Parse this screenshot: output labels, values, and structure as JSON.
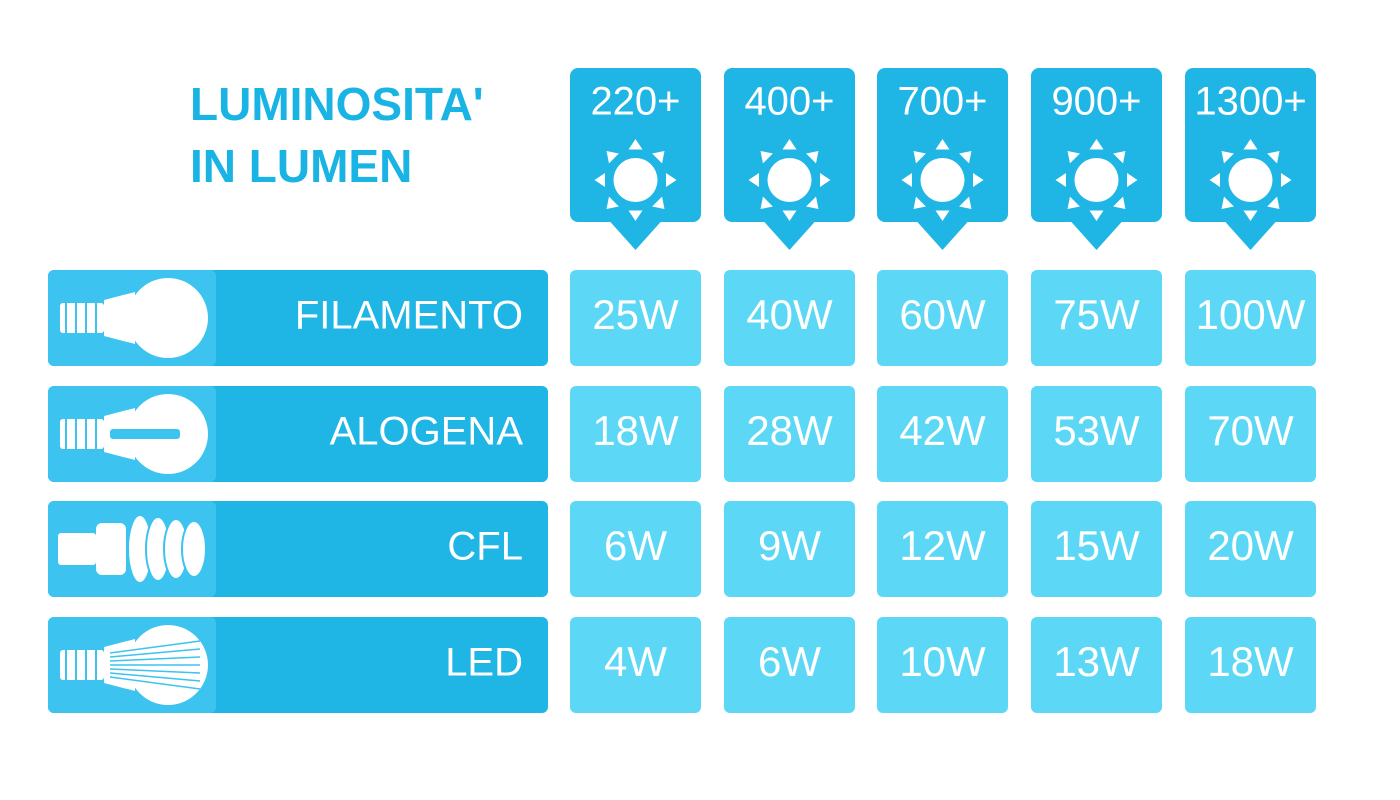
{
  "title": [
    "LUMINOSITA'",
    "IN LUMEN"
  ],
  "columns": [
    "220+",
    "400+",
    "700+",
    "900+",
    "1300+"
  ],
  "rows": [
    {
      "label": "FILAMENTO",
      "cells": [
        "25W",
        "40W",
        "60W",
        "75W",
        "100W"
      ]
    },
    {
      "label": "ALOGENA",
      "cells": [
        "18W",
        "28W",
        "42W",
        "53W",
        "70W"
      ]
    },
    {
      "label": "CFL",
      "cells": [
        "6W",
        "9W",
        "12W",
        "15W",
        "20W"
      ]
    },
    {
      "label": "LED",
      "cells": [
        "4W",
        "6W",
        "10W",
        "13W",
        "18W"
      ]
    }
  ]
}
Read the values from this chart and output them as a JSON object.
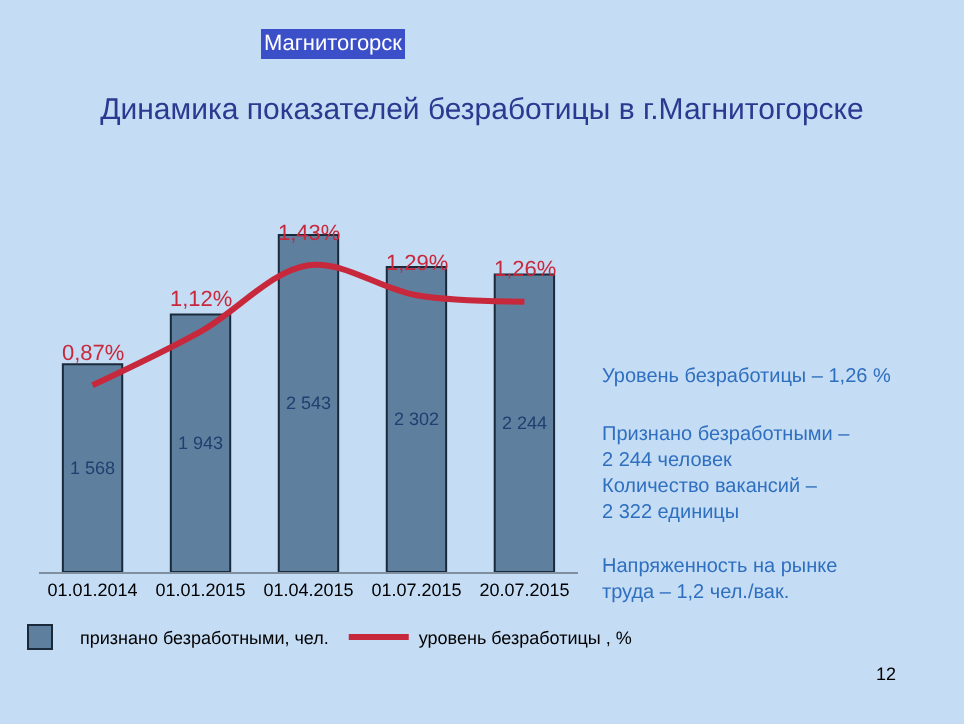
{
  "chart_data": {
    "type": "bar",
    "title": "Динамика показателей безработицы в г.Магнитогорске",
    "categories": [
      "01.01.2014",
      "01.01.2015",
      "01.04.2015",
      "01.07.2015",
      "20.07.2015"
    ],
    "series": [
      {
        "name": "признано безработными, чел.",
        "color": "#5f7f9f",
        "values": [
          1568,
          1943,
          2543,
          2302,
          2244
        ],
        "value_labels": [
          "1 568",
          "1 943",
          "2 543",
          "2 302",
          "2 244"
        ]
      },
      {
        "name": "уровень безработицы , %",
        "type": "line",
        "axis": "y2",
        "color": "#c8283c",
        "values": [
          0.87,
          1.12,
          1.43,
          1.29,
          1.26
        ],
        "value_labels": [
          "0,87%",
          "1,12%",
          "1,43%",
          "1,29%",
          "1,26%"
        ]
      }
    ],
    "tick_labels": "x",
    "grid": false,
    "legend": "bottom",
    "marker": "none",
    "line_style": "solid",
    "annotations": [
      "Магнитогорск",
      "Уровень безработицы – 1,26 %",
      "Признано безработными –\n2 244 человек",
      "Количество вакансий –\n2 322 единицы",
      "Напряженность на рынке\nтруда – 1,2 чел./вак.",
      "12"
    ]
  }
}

● **BRIEF**
Reproduce the material in its entirety and word for word, without the pictures.

● **WORKED SOLUTION**
Parse this screenshot: output labels, values, and structure as JSON.
{
  "title": [
    "LUMINOSITA'",
    "IN LUMEN"
  ],
  "columns": [
    "220+",
    "400+",
    "700+",
    "900+",
    "1300+"
  ],
  "rows": [
    {
      "label": "FILAMENTO",
      "cells": [
        "25W",
        "40W",
        "60W",
        "75W",
        "100W"
      ]
    },
    {
      "label": "ALOGENA",
      "cells": [
        "18W",
        "28W",
        "42W",
        "53W",
        "70W"
      ]
    },
    {
      "label": "CFL",
      "cells": [
        "6W",
        "9W",
        "12W",
        "15W",
        "20W"
      ]
    },
    {
      "label": "LED",
      "cells": [
        "4W",
        "6W",
        "10W",
        "13W",
        "18W"
      ]
    }
  ]
}
Read the values from this chart and output them as a JSON object.
{
  "chart_data": {
    "type": "bar",
    "title": "Динамика показателей безработицы в г.Магнитогорске",
    "categories": [
      "01.01.2014",
      "01.01.2015",
      "01.04.2015",
      "01.07.2015",
      "20.07.2015"
    ],
    "series": [
      {
        "name": "признано безработными, чел.",
        "color": "#5f7f9f",
        "values": [
          1568,
          1943,
          2543,
          2302,
          2244
        ],
        "value_labels": [
          "1 568",
          "1 943",
          "2 543",
          "2 302",
          "2 244"
        ]
      },
      {
        "name": "уровень безработицы , %",
        "type": "line",
        "axis": "y2",
        "color": "#c8283c",
        "values": [
          0.87,
          1.12,
          1.43,
          1.29,
          1.26
        ],
        "value_labels": [
          "0,87%",
          "1,12%",
          "1,43%",
          "1,29%",
          "1,26%"
        ]
      }
    ],
    "tick_labels": "x",
    "grid": false,
    "legend": "bottom",
    "marker": "none",
    "line_style": "solid",
    "annotations": [
      "Магнитогорск",
      "Уровень безработицы – 1,26 %",
      "Признано безработными –\n2 244 человек",
      "Количество вакансий –\n2 322 единицы",
      "Напряженность на рынке\nтруда – 1,2 чел./вак.",
      "12"
    ]
  }
}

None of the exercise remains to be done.